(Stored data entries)
....................

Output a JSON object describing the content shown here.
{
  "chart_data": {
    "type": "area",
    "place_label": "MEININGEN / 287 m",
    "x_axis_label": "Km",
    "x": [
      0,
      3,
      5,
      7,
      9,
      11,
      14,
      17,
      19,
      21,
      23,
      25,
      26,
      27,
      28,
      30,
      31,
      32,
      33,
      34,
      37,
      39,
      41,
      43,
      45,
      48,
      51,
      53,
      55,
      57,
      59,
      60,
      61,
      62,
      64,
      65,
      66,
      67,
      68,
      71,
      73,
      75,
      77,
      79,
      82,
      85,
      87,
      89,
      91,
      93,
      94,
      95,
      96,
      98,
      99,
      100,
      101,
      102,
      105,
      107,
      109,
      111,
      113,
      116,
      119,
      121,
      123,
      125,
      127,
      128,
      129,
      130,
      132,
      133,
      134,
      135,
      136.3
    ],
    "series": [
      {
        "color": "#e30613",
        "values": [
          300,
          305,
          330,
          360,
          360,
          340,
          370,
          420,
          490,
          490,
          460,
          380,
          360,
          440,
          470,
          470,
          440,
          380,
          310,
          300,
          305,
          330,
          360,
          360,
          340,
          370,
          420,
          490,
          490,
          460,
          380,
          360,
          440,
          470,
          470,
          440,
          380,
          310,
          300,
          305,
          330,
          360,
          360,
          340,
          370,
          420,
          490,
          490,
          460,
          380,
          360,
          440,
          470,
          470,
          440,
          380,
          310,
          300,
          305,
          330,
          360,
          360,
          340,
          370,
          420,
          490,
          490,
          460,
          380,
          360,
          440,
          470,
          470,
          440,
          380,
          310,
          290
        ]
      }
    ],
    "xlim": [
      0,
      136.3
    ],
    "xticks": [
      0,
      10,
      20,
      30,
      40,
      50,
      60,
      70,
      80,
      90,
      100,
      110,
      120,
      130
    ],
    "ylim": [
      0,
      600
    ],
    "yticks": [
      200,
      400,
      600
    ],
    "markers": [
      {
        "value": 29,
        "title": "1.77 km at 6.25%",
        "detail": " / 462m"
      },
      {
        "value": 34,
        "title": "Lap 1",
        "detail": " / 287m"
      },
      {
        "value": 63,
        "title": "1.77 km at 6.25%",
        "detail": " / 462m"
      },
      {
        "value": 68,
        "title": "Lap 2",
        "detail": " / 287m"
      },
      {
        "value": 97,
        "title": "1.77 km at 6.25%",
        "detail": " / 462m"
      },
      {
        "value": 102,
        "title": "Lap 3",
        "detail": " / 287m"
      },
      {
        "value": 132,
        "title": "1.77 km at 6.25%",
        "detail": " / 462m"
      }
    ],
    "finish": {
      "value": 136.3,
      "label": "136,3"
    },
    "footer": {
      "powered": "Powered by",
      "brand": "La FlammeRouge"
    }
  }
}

....................

### EXERCISE TASK
Output the data above exactly, please, line for line.

### REPLY TO THE EXERCISE
Output a JSON object describing the content shown here.
{
  "chart_data": {
    "type": "area",
    "place_label": "MEININGEN / 287 m",
    "x_axis_label": "Km",
    "x": [
      0,
      3,
      5,
      7,
      9,
      11,
      14,
      17,
      19,
      21,
      23,
      25,
      26,
      27,
      28,
      30,
      31,
      32,
      33,
      34,
      37,
      39,
      41,
      43,
      45,
      48,
      51,
      53,
      55,
      57,
      59,
      60,
      61,
      62,
      64,
      65,
      66,
      67,
      68,
      71,
      73,
      75,
      77,
      79,
      82,
      85,
      87,
      89,
      91,
      93,
      94,
      95,
      96,
      98,
      99,
      100,
      101,
      102,
      105,
      107,
      109,
      111,
      113,
      116,
      119,
      121,
      123,
      125,
      127,
      128,
      129,
      130,
      132,
      133,
      134,
      135,
      136.3
    ],
    "series": [
      {
        "color": "#e30613",
        "values": [
          300,
          305,
          330,
          360,
          360,
          340,
          370,
          420,
          490,
          490,
          460,
          380,
          360,
          440,
          470,
          470,
          440,
          380,
          310,
          300,
          305,
          330,
          360,
          360,
          340,
          370,
          420,
          490,
          490,
          460,
          380,
          360,
          440,
          470,
          470,
          440,
          380,
          310,
          300,
          305,
          330,
          360,
          360,
          340,
          370,
          420,
          490,
          490,
          460,
          380,
          360,
          440,
          470,
          470,
          440,
          380,
          310,
          300,
          305,
          330,
          360,
          360,
          340,
          370,
          420,
          490,
          490,
          460,
          380,
          360,
          440,
          470,
          470,
          440,
          380,
          310,
          290
        ]
      }
    ],
    "xlim": [
      0,
      136.3
    ],
    "xticks": [
      0,
      10,
      20,
      30,
      40,
      50,
      60,
      70,
      80,
      90,
      100,
      110,
      120,
      130
    ],
    "ylim": [
      0,
      600
    ],
    "yticks": [
      200,
      400,
      600
    ],
    "markers": [
      {
        "value": 29,
        "title": "1.77 km at 6.25%",
        "detail": " / 462m"
      },
      {
        "value": 34,
        "title": "Lap 1",
        "detail": " / 287m"
      },
      {
        "value": 63,
        "title": "1.77 km at 6.25%",
        "detail": " / 462m"
      },
      {
        "value": 68,
        "title": "Lap 2",
        "detail": " / 287m"
      },
      {
        "value": 97,
        "title": "1.77 km at 6.25%",
        "detail": " / 462m"
      },
      {
        "value": 102,
        "title": "Lap 3",
        "detail": " / 287m"
      },
      {
        "value": 132,
        "title": "1.77 km at 6.25%",
        "detail": " / 462m"
      }
    ],
    "finish": {
      "value": 136.3,
      "label": "136,3"
    },
    "footer": {
      "powered": "Powered by",
      "brand": "La FlammeRouge"
    }
  }
}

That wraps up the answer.